## Exercise
Copy each line of the entries that contains the word "SURROUND".

[Entries taken from a collection]
───
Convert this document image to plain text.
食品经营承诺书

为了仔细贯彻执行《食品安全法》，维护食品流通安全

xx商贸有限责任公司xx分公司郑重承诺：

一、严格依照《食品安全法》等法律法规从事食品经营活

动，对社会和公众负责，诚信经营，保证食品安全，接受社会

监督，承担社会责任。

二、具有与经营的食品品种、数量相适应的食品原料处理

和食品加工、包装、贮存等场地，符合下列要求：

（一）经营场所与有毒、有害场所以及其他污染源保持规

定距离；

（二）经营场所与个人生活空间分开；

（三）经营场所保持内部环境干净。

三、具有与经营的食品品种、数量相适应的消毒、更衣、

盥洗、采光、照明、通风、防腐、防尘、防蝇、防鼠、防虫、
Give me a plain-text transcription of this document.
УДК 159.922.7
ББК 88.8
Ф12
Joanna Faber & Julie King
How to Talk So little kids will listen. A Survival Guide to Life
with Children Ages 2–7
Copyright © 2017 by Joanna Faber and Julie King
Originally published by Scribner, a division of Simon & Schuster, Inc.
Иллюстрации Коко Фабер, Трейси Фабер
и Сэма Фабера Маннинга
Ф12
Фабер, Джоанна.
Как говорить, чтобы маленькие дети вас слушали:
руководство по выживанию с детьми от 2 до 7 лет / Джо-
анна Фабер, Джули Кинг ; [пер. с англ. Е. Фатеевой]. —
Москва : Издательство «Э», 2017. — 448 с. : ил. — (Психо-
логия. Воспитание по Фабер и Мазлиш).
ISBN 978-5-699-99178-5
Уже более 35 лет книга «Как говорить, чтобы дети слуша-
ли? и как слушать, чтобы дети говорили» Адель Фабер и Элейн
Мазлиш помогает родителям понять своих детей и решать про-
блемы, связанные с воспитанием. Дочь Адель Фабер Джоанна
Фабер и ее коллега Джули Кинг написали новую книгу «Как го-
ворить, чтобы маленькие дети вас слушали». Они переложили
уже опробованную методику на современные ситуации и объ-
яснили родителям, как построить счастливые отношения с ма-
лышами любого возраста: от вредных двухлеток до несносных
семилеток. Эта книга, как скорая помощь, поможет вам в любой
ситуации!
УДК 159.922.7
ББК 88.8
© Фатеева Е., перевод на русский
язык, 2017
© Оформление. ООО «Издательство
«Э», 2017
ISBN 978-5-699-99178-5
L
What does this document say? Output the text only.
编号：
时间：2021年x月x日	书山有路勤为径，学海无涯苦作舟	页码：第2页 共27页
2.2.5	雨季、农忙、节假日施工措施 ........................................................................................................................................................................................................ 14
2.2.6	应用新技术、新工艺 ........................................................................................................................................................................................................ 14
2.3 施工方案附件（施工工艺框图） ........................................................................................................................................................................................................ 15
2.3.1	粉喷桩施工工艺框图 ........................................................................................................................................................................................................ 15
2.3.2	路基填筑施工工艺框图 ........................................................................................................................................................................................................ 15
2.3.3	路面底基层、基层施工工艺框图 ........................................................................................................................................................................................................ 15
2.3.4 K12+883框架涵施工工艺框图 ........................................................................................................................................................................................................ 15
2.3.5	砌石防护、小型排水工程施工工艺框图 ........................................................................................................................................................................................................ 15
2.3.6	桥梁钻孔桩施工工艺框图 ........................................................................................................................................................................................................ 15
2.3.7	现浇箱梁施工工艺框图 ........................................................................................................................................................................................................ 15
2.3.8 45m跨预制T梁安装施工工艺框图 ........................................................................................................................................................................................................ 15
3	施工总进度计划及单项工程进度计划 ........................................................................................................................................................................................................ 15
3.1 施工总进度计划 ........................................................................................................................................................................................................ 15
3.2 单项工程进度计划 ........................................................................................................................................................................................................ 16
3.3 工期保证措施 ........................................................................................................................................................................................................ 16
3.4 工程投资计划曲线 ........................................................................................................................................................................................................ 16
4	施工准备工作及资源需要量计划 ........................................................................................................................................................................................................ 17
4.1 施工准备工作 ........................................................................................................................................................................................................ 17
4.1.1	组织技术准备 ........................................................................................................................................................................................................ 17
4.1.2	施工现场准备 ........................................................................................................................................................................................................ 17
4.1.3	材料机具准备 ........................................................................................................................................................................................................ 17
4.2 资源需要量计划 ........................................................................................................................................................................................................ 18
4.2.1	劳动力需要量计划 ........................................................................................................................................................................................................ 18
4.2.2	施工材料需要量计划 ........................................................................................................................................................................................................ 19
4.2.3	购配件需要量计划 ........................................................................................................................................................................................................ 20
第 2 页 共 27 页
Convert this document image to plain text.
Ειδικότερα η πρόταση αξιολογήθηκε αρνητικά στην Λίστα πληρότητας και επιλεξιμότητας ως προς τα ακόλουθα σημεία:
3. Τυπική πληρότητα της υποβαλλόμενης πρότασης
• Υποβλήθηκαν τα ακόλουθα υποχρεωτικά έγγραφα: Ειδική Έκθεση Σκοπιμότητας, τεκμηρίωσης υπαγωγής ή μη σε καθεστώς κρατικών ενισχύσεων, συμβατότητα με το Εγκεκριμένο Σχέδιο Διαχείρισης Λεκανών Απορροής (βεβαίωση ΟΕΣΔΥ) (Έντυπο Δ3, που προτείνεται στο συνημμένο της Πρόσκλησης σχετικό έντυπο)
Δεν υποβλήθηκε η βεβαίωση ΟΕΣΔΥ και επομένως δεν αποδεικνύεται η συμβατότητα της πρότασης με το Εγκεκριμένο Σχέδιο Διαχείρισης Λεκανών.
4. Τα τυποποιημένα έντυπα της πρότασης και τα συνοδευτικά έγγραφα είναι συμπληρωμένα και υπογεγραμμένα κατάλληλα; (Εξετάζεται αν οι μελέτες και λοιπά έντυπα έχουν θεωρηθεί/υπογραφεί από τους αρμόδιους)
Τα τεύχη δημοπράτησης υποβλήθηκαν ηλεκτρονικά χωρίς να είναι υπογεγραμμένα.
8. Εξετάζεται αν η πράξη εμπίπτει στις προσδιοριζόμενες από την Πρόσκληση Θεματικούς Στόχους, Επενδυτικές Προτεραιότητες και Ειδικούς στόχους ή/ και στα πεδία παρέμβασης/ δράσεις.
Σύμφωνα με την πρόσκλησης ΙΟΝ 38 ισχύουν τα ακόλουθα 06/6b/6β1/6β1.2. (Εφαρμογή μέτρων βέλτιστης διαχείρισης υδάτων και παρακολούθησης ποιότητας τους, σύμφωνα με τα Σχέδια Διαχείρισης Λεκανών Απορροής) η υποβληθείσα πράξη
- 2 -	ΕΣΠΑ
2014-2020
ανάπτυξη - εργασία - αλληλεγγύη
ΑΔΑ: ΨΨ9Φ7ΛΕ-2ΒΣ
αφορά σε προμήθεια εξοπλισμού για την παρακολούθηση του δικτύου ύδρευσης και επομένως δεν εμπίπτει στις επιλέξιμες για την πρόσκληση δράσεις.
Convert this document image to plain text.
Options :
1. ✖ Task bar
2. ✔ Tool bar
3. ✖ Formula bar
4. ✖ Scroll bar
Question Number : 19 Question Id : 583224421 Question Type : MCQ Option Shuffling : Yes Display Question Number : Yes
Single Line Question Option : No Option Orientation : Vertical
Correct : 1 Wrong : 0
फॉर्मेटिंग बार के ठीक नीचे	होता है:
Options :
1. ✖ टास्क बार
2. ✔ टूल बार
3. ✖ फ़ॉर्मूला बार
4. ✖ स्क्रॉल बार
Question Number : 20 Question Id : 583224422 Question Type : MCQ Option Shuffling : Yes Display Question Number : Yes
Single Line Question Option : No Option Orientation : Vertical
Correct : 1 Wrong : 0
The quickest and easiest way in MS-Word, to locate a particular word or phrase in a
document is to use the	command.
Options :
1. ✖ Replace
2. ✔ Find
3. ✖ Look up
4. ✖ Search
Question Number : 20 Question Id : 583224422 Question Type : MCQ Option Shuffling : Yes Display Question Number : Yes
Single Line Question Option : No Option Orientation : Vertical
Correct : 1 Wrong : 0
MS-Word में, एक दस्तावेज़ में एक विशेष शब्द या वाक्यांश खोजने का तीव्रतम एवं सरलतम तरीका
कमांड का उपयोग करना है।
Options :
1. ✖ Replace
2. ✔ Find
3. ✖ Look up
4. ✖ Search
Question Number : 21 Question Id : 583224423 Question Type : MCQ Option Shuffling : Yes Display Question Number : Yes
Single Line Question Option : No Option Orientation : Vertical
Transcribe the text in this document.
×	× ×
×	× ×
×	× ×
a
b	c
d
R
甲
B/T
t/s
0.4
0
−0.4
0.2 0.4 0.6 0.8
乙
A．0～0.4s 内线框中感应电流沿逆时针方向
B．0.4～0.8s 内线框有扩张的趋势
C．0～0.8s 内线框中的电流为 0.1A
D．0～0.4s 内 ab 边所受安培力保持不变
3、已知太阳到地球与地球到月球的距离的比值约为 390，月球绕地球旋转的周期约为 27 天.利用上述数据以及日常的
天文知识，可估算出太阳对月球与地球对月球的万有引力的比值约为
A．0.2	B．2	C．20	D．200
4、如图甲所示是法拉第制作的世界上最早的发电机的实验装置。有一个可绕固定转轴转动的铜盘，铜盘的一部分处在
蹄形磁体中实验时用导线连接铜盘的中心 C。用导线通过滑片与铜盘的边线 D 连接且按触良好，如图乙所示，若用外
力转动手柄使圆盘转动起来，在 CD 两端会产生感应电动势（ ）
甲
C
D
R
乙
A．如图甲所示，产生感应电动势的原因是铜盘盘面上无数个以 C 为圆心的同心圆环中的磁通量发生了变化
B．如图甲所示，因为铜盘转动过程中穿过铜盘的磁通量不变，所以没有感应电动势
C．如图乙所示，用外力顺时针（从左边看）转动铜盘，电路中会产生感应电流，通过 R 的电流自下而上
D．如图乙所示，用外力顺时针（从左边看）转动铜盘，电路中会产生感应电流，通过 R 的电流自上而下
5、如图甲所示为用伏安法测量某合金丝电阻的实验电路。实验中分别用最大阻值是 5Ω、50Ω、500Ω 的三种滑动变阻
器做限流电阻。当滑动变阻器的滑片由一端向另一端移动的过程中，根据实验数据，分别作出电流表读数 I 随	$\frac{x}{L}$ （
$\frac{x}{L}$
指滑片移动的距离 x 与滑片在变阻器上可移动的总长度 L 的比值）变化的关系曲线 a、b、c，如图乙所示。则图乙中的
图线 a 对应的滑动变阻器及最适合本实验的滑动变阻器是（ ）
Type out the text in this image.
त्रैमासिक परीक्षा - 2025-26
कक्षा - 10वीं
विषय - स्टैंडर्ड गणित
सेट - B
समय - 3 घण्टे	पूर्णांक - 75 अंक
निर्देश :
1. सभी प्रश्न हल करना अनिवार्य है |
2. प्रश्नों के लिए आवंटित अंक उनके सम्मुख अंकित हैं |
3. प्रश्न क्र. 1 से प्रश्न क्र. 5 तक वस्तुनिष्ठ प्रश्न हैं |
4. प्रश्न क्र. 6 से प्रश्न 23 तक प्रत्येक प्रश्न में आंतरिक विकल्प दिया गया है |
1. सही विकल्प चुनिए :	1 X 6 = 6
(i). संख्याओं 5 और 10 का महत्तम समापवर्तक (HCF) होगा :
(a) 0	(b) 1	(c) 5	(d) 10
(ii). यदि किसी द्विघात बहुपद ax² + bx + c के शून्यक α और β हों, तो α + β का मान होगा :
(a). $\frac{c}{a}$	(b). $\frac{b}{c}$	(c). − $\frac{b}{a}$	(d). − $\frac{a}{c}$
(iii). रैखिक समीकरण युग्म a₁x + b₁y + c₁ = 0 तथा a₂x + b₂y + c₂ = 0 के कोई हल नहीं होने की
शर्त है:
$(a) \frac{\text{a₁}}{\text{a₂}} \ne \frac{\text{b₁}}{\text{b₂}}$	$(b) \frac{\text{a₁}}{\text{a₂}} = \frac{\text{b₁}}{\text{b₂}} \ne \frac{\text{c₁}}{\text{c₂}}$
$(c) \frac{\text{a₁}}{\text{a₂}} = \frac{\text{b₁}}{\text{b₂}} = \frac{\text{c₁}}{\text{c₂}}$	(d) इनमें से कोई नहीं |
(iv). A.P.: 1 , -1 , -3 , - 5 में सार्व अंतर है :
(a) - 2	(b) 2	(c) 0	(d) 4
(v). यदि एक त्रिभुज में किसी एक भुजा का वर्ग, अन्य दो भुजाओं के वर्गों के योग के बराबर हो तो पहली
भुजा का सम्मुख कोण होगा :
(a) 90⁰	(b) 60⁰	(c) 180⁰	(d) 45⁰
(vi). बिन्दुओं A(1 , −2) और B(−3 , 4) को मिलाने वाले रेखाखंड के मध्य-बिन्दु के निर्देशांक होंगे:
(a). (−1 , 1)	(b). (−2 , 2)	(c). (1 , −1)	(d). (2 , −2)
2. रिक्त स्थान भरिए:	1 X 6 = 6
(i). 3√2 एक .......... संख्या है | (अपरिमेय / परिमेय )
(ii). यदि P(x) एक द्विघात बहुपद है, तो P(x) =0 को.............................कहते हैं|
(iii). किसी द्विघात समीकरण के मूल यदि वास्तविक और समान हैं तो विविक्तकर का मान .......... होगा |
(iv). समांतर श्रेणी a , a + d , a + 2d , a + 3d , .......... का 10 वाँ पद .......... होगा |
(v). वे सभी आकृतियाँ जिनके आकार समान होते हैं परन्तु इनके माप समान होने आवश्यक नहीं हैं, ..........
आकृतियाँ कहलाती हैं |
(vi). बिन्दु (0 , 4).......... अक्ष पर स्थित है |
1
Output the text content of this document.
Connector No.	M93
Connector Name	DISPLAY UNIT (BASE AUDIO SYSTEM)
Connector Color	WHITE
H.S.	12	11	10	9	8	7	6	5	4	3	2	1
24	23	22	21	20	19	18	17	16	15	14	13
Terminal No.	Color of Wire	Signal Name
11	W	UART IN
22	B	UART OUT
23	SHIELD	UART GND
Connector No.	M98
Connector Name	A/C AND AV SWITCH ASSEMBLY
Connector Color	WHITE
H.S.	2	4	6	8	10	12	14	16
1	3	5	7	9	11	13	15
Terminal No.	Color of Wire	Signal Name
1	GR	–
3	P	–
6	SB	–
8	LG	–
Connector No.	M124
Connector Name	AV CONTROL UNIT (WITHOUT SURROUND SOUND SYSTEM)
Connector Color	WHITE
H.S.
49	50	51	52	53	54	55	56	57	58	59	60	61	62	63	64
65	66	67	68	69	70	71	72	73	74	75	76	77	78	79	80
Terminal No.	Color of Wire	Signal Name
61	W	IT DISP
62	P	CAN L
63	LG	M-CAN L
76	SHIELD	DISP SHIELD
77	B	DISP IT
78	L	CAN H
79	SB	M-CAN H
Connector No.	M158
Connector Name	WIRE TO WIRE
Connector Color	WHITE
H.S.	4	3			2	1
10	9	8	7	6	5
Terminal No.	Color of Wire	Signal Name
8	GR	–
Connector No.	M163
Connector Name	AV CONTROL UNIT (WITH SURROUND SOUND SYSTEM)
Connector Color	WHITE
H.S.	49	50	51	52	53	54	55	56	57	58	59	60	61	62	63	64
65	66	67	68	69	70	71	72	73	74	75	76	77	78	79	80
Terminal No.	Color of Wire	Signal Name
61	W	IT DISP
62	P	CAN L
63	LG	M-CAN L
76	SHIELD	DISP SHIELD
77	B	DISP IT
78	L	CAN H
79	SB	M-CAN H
───
## Answer to the exercise
Connector Name	AV CONTROL UNIT (WITHOUT SURROUND SOUND SYSTEM)
Connector Name	AV CONTROL UNIT (WITH SURROUND SOUND SYSTEM)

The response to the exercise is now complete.